* Recorded data *
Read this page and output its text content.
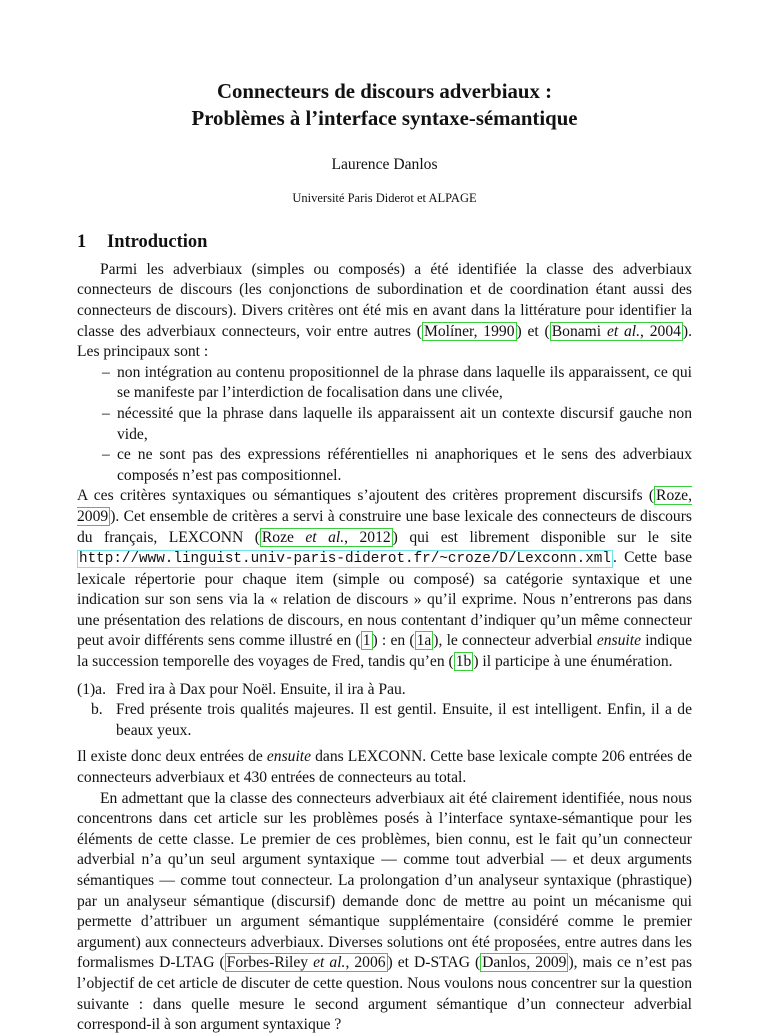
Connecteurs de discours adverbiaux :
Problèmes à l’interface syntaxe-sémantique
Laurence Danlos
Université Paris Diderot et ALPAGE
1 Introduction

Parmi les adverbiaux (simples ou composés) a été identifiée la classe des adverbiaux connecteurs de discours (les conjonctions de subordination et de coordination étant aussi des connecteurs de discours). Divers critères ont été mis en avant dans la littérature pour identifier la classe des adverbiaux connecteurs, voir entre autres ( Molíner, 1990 ) et ( Bonami et al., 2004 ). Les principaux sont :

– non intégration au contenu propositionnel de la phrase dans laquelle ils apparaissent, ce qui se manifeste par l’interdiction de focalisation dans une clivée,
– nécessité que la phrase dans laquelle ils apparaissent ait un contexte discursif gauche non vide,
– ce ne sont pas des expressions référentielles ni anaphoriques et le sens des adverbiaux composés n’est pas compositionnel.

A ces critères syntaxiques ou sémantiques s’ajoutent des critères proprement discursifs ( Roze, 2009 ). Cet ensemble de critères a servi à construire une base lexicale des connecteurs de discours du français, LEXCONN ( Roze et al., 2012 ) qui est librement disponible sur le site http://www.linguist.univ-paris-diderot.fr/~croze/D/Lexconn.xml . Cette base lexicale répertorie pour chaque item (simple ou composé) sa catégorie syntaxique et une indication sur son sens via la « relation de discours » qu’il exprime. Nous n’entrerons pas dans une présentation des relations de discours, en nous contentant d’indiquer qu’un même connecteur peut avoir différents sens comme illustré en ( 1 ) : en ( 1a ), le connecteur adverbial ensuite indique la succession temporelle des voyages de Fred, tandis qu’en ( 1b ) il participe à une énumération.

(1)a. Fred ira à Dax pour Noël. Ensuite, il ira à Pau.
b. Fred présente trois qualités majeures. Il est gentil. Ensuite, il est intelligent. Enfin, il a de beaux yeux.

Il existe donc deux entrées de ensuite dans LEXCONN. Cette base lexicale compte 206 entrées de connecteurs adverbiaux et 430 entrées de connecteurs au total.

En admettant que la classe des connecteurs adverbiaux ait été clairement identifiée, nous nous concentrons dans cet article sur les problèmes posés à l’interface syntaxe-sémantique pour les éléments de cette classe. Le premier de ces problèmes, bien connu, est le fait qu’un connecteur adverbial n’a qu’un seul argument syntaxique — comme tout adverbial — et deux arguments sémantiques — comme tout connecteur. La prolongation d’un analyseur syntaxique (phrastique) par un analyseur sémantique (discursif) demande donc de mettre au point un mécanisme qui permette d’attribuer un argument sémantique supplémentaire (considéré comme le premier argument) aux connecteurs adverbiaux. Diverses solutions ont été proposées, entre autres dans les formalismes D-LTAG ( Forbes-Riley et al., 2006 ) et D-STAG ( Danlos, 2009 ), mais ce n’est pas l’objectif de cet article de discuter de cette question. Nous voulons nous concentrer sur la question suivante : dans quelle mesure le second argument sémantique d’un connecteur adverbial correspond-il à son argument syntaxique ?
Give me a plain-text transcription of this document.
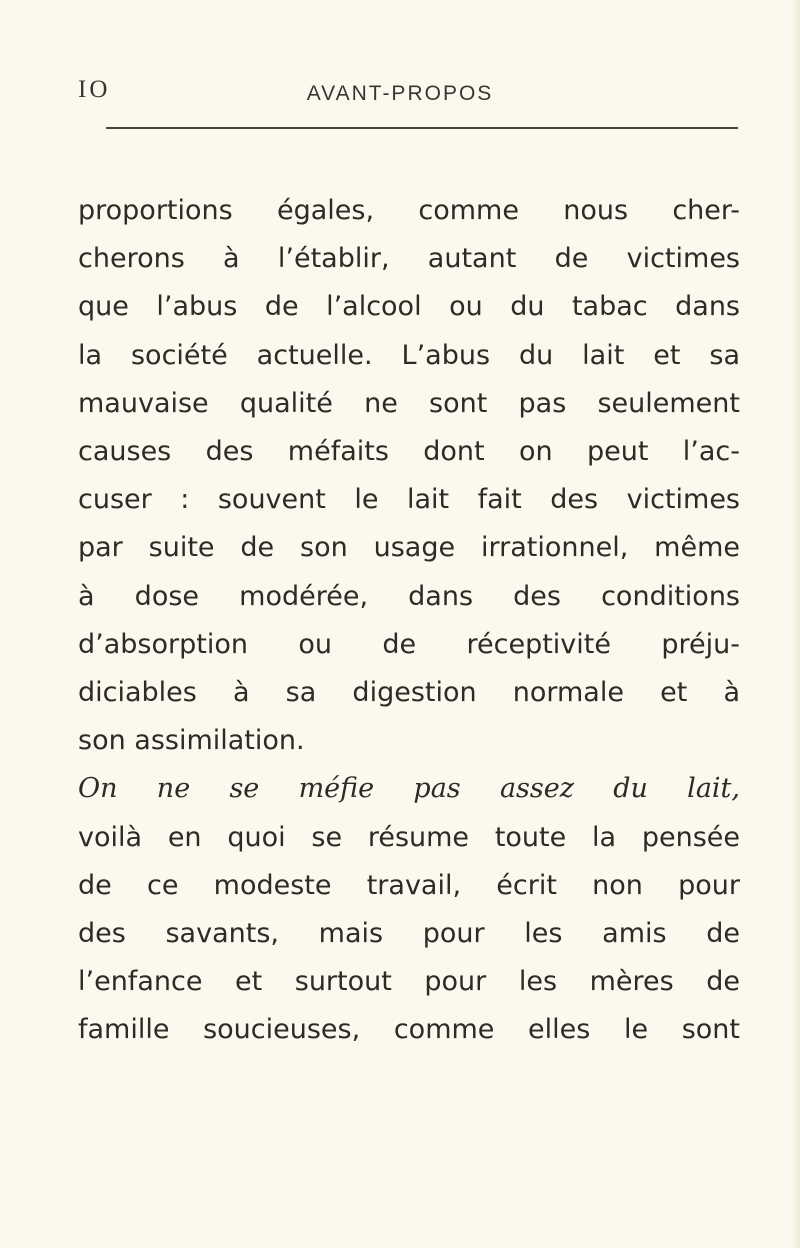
IO	AVANT-PROPOS
proportions égales, comme nous cher-
cherons à l’établir, autant de victimes
que l’abus de l’alcool ou du tabac dans
la société actuelle. L’abus du lait et sa
mauvaise qualité ne sont pas seulement
causes des méfaits dont on peut l’ac-
cuser : souvent le lait fait des victimes
par suite de son usage irrationnel, même
à dose modérée, dans des conditions
d’absorption ou de réceptivité préju-
diciables à sa digestion normale et à
son assimilation.
On ne se méfie pas assez du lait,
voilà en quoi se résume toute la pensée
de ce modeste travail, écrit non pour
des savants, mais pour les amis de
l’enfance et surtout pour les mères de
famille soucieuses, comme elles le sont
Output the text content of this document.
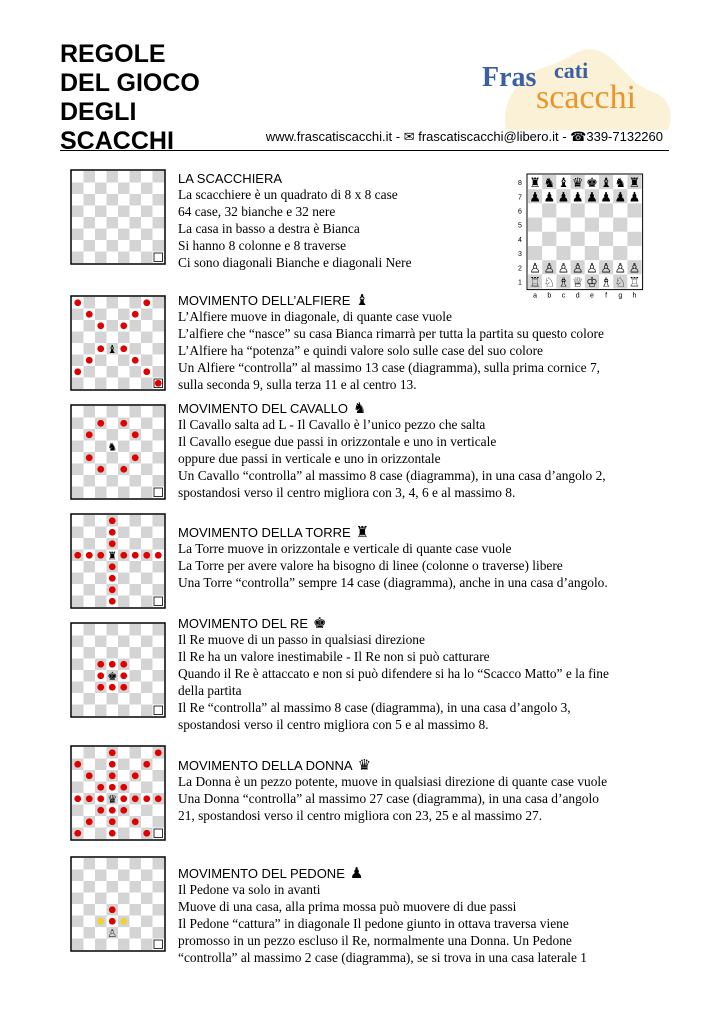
REGOLE
DEL GIOCO
DEGLI
SCACCHI
Fras cati
scacchi
www.frascatiscacchi.it - ✉ frascatiscacchi@libero.it - ☎339-7132260
♝
♞
♜
♚
♛
♙
♜ ♞ ♝ ♛ ♚ ♝ ♞ ♜
♟ ♟ ♟ ♟ ♟ ♟ ♟ ♟
♙ ♙ ♙ ♙ ♙ ♙ ♙ ♙
♖ ♘ ♗ ♕ ♔ ♗ ♘ ♖
8
7
6
5
4
3
2
1
a b c d e f g h
LA SCACCHIERA
La scacchiere è un quadrato di 8 x 8 case
64 case, 32 bianche e 32 nere
La casa in basso a destra è Bianca
Si hanno 8 colonne e 8 traverse
Ci sono diagonali Bianche e diagonali Nere
MOVIMENTO DELL’ALFIERE ♝
L’Alfiere muove in diagonale, di quante case vuole
L’alfiere che “nasce” su casa Bianca rimarrà per tutta la partita su questo colore
L’Alfiere ha “potenza” e quindi valore solo sulle case del suo colore
Un Alfiere “controlla” al massimo 13 case (diagramma), sulla prima cornice 7,
sulla seconda 9, sulla terza 11 e al centro 13.
MOVIMENTO DEL CAVALLO ♞
Il Cavallo salta ad L - Il Cavallo è l’unico pezzo che salta
Il Cavallo esegue due passi in orizzontale e uno in verticale
oppure due passi in verticale e uno in orizzontale
Un Cavallo “controlla” al massimo 8 case (diagramma), in una casa d’angolo 2,
spostandosi verso il centro migliora con 3, 4, 6 e al massimo 8.
MOVIMENTO DELLA TORRE ♜
La Torre muove in orizzontale e verticale di quante case vuole
La Torre per avere valore ha bisogno di linee (colonne o traverse) libere
Una Torre “controlla” sempre 14 case (diagramma), anche in una casa d’angolo.
MOVIMENTO DEL RE ♚
Il Re muove di un passo in qualsiasi direzione
Il Re ha un valore inestimabile - Il Re non si può catturare
Quando il Re è attaccato e non si può difendere si ha lo “Scacco Matto” e la fine
della partita
Il Re “controlla” al massimo 8 case (diagramma), in una casa d’angolo 3,
spostandosi verso il centro migliora con 5 e al massimo 8.
MOVIMENTO DELLA DONNA ♛
La Donna è un pezzo potente, muove in qualsiasi direzione di quante case vuole
Una Donna “controlla” al massimo 27 case (diagramma), in una casa d’angolo
21, spostandosi verso il centro migliora con 23, 25 e al massimo 27.
MOVIMENTO DEL PEDONE ♟
Il Pedone va solo in avanti
Muove di una casa, alla prima mossa può muovere di due passi
Il Pedone “cattura” in diagonale Il pedone giunto in ottava traversa viene
promosso in un pezzo escluso il Re, normalmente una Donna. Un Pedone
“controlla” al massimo 2 case (diagramma), se si trova in una casa laterale 1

* Brief *
Collect every line above that contains the word "case".

* Reply *
La scacchiere è un quadrato di 8 x 8 case
64 case, 32 bianche e 32 nere
L’Alfiere muove in diagonale, di quante case vuole
L’Alfiere ha “potenza” e quindi valore solo sulle case del suo colore
Un Alfiere “controlla” al massimo 13 case (diagramma), sulla prima cornice 7,
Un Cavallo “controlla” al massimo 8 case (diagramma), in una casa d’angolo 2,
La Torre muove in orizzontale e verticale di quante case vuole
Una Torre “controlla” sempre 14 case (diagramma), anche in una casa d’angolo.
Il Re “controlla” al massimo 8 case (diagramma), in una casa d’angolo 3,
La Donna è un pezzo potente, muove in qualsiasi direzione di quante case vuole
Una Donna “controlla” al massimo 27 case (diagramma), in una casa d’angolo
“controlla” al massimo 2 case (diagramma), se si trova in una casa laterale 1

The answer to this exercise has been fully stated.